Records to process:
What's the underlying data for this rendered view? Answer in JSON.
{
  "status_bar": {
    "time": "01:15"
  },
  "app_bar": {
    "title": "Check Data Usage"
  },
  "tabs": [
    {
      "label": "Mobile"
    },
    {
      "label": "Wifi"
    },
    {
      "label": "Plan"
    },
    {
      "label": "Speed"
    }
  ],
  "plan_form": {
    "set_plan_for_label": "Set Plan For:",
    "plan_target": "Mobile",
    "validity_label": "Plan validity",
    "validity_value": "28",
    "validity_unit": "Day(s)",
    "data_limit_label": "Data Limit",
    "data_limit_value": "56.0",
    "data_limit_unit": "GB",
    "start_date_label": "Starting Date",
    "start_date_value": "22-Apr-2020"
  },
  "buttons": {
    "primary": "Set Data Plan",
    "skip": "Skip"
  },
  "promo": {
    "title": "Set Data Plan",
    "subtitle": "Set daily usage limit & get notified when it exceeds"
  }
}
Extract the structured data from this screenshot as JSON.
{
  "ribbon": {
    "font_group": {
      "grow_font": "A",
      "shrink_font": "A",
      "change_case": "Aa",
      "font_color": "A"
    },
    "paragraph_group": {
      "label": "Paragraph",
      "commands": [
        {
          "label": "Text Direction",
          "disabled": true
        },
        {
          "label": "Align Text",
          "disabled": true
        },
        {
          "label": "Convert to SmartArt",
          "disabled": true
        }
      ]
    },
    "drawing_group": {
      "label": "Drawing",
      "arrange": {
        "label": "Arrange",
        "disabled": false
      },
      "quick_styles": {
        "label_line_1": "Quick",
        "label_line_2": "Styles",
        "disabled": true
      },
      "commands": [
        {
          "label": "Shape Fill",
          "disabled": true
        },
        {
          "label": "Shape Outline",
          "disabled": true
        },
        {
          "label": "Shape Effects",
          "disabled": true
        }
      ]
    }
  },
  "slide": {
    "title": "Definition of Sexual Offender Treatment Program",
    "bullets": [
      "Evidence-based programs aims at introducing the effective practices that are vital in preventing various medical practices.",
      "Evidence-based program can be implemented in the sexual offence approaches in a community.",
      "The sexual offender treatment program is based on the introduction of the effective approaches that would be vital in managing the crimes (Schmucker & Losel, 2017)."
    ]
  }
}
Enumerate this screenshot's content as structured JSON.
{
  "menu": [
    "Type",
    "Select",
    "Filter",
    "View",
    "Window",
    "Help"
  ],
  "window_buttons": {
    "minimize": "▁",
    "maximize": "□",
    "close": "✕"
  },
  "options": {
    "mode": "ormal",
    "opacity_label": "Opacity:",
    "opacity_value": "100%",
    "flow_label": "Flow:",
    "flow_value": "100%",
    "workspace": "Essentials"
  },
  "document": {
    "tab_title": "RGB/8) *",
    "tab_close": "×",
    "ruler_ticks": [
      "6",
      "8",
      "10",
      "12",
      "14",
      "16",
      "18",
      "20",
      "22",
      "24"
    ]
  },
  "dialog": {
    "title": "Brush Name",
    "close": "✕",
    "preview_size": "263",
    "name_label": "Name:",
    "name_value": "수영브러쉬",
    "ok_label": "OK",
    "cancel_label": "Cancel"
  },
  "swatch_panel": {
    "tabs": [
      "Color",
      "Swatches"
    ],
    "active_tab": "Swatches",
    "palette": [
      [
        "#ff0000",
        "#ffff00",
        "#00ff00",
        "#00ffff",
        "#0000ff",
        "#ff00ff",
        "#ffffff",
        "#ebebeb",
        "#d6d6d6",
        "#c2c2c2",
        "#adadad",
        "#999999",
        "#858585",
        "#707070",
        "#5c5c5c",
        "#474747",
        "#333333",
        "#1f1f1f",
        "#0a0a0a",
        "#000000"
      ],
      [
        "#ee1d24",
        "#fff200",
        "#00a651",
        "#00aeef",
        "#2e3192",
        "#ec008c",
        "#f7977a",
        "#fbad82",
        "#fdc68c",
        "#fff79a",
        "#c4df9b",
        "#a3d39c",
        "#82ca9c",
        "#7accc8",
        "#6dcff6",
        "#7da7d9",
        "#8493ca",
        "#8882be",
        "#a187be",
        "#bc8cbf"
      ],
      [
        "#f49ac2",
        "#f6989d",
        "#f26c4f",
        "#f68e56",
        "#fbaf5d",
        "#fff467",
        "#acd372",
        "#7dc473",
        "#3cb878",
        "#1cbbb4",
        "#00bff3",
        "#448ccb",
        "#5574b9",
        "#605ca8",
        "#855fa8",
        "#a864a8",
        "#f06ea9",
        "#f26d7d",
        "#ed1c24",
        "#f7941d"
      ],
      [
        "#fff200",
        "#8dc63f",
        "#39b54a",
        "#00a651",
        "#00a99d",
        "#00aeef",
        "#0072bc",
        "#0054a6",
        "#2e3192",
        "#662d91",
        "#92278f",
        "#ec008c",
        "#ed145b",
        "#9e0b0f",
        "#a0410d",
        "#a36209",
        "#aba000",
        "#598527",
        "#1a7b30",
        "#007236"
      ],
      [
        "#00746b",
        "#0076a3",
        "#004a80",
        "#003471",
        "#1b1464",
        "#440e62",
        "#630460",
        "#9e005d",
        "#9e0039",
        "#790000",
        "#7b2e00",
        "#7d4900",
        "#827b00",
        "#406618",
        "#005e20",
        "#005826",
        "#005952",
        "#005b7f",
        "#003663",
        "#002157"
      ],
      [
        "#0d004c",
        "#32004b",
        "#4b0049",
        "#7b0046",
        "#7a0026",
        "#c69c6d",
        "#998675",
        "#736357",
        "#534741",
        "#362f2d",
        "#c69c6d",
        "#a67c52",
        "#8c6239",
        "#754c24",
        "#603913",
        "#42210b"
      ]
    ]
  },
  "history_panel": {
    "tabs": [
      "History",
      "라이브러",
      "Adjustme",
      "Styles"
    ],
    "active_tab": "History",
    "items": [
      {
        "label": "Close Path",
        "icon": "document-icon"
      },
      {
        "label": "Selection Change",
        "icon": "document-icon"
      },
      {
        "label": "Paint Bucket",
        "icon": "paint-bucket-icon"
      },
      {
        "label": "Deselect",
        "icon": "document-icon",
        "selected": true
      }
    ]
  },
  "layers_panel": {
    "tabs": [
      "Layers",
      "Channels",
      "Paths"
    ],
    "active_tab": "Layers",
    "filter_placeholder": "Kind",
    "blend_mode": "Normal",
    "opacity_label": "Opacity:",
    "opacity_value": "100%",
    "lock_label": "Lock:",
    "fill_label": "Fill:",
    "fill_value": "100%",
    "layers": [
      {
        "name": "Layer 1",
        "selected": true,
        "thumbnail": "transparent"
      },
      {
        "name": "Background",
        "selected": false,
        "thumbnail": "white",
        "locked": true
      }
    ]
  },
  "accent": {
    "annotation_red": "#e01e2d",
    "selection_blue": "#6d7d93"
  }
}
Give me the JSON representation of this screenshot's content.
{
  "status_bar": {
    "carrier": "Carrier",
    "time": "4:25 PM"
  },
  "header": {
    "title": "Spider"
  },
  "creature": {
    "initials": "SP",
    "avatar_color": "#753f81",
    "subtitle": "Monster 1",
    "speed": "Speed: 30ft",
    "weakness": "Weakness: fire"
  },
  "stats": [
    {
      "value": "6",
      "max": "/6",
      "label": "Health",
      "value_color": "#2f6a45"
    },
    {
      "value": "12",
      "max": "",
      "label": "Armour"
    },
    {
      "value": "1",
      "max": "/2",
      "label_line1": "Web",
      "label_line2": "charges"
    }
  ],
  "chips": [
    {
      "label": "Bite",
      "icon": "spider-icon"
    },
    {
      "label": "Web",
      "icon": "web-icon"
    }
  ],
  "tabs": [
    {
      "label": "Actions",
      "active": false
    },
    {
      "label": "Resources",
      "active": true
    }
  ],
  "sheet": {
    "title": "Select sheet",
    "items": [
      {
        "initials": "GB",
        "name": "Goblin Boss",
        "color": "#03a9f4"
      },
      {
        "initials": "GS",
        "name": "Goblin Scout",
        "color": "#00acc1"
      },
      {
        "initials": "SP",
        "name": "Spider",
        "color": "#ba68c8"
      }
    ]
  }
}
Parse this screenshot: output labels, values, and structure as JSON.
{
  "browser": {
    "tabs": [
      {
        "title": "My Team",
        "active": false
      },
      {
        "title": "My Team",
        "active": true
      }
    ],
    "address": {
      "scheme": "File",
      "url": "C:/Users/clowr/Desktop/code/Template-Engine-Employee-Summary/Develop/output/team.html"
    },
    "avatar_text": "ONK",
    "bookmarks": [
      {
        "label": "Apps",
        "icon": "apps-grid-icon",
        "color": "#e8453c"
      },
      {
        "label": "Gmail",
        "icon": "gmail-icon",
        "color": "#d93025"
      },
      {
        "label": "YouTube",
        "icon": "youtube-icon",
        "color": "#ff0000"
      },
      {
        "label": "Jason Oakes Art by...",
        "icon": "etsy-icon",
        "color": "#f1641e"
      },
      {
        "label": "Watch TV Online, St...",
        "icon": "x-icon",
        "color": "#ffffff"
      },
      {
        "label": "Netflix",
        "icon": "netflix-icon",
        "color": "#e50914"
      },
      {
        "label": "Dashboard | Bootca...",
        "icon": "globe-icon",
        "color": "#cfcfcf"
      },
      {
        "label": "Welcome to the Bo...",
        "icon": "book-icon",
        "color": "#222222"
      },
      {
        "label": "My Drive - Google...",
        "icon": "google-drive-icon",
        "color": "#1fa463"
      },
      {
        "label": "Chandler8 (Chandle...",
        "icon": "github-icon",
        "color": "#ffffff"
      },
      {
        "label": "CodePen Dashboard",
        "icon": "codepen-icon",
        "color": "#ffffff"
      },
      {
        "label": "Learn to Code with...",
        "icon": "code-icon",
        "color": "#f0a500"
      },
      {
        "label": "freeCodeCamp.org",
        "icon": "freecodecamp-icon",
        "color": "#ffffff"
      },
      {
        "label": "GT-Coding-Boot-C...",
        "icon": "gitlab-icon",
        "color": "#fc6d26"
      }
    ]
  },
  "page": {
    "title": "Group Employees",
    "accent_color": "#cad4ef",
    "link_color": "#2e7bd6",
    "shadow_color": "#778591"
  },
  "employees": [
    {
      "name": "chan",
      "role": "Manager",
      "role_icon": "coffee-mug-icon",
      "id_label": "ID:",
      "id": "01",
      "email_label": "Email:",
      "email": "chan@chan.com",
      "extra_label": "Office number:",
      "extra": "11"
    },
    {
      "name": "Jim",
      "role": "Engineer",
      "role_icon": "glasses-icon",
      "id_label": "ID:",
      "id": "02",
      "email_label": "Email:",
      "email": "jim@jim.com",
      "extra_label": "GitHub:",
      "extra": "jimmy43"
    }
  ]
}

Exercise aim:
Look through the entries above. Extract each line with the word "that".

Written answer:
      "Evidence-based programs aims at introducing the effective practices that are vital in preventing various medical practices.",
      "The sexual offender treatment program is based on the introduction of the effective approaches that would be vital in managing the crimes (Schmucker & Losel, 2017)."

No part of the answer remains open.